(Available data):
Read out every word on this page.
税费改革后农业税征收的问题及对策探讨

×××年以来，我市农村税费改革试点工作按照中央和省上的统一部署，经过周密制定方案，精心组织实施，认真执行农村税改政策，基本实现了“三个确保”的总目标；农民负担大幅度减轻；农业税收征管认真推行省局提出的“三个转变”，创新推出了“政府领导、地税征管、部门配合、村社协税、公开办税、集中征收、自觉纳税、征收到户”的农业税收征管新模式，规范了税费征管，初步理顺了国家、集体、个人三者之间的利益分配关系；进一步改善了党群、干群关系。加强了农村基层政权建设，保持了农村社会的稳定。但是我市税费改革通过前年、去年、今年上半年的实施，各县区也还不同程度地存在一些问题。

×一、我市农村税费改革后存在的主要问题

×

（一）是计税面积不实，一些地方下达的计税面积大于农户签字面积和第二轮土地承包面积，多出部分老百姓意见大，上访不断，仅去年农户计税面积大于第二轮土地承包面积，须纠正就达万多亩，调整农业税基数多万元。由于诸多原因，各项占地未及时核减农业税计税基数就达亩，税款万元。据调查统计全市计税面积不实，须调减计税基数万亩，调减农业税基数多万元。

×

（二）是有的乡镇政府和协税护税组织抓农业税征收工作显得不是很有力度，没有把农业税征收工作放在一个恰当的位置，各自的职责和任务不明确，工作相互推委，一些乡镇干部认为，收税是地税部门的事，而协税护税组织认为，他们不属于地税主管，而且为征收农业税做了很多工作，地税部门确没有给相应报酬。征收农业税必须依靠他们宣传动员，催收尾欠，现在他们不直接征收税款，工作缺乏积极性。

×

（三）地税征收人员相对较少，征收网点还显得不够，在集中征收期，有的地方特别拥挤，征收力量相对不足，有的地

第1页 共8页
--
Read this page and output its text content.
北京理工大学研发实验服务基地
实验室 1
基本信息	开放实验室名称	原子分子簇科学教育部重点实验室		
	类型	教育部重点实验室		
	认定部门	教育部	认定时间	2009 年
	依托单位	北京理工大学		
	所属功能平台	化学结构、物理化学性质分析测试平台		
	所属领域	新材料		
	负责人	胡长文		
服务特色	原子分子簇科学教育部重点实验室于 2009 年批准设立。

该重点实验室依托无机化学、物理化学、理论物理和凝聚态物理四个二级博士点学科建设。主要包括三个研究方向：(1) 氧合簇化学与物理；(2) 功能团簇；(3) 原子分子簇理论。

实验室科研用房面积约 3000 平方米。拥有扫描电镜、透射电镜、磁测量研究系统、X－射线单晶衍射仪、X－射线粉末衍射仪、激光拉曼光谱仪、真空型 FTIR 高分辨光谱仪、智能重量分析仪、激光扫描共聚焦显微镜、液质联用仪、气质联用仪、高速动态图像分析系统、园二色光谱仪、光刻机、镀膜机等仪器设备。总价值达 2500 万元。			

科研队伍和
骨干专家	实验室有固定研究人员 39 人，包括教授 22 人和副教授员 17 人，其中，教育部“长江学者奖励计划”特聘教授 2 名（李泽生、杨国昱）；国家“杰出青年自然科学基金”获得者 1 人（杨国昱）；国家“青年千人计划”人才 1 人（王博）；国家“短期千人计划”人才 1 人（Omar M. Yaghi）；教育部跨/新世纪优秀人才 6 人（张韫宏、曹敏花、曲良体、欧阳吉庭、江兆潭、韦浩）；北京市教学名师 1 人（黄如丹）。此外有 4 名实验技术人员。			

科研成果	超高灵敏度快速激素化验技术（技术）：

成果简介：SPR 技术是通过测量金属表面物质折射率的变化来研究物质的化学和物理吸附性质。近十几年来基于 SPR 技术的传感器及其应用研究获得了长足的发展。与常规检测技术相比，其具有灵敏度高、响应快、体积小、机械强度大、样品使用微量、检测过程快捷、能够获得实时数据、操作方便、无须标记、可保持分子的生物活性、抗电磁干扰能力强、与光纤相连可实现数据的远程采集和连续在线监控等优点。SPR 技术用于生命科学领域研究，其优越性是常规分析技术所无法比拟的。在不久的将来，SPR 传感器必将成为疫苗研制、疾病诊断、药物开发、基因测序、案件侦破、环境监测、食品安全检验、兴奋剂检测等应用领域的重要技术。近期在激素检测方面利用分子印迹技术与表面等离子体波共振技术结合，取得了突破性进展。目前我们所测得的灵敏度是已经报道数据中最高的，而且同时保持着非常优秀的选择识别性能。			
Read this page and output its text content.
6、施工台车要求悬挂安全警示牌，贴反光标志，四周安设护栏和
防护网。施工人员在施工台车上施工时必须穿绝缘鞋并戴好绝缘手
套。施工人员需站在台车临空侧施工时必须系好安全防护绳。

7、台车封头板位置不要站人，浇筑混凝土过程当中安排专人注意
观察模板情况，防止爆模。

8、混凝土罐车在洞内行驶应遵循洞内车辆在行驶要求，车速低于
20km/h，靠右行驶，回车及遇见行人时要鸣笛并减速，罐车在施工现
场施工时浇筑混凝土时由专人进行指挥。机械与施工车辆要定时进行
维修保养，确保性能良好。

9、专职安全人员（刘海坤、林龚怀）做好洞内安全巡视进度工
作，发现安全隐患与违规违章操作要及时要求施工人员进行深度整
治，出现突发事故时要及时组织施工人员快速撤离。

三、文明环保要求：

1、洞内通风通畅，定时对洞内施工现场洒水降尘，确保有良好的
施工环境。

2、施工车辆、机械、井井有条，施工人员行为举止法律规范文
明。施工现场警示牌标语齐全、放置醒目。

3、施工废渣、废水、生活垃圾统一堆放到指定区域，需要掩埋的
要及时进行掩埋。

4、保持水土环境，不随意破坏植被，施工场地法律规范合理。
---
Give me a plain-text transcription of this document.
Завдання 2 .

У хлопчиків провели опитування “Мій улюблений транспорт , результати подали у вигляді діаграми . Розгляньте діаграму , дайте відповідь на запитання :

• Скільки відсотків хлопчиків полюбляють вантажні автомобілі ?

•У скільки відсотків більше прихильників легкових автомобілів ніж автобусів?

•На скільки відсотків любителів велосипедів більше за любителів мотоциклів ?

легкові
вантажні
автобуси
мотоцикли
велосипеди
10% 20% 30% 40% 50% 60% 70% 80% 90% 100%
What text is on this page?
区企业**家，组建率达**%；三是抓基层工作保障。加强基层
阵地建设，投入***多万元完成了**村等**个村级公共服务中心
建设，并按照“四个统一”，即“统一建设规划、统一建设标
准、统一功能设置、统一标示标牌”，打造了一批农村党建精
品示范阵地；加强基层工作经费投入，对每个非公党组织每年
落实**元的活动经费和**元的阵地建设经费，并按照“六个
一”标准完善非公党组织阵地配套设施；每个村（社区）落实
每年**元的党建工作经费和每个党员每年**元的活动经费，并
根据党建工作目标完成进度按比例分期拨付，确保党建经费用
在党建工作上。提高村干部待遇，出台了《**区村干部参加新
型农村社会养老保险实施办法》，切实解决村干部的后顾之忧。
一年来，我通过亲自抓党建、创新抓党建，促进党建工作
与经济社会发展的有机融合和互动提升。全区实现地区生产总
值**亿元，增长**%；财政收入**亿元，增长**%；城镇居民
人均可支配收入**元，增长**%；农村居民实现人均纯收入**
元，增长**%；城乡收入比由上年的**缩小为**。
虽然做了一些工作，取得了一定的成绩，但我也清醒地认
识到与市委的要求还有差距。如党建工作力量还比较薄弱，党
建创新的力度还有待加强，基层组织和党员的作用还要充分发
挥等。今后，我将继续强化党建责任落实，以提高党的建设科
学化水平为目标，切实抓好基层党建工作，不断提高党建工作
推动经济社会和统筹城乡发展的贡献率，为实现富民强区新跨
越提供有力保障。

(What the task requires): Copy out each line of the records that holds the string "відсотків".

(Finished task):
• Скільки відсотків хлопчиків полюбляють вантажні автомобілі ?
•У скільки відсотків більше прихильників легкових автомобілів ніж автобусів?
•На скільки відсотків любителів велосипедів більше за любителів мотоциклів ?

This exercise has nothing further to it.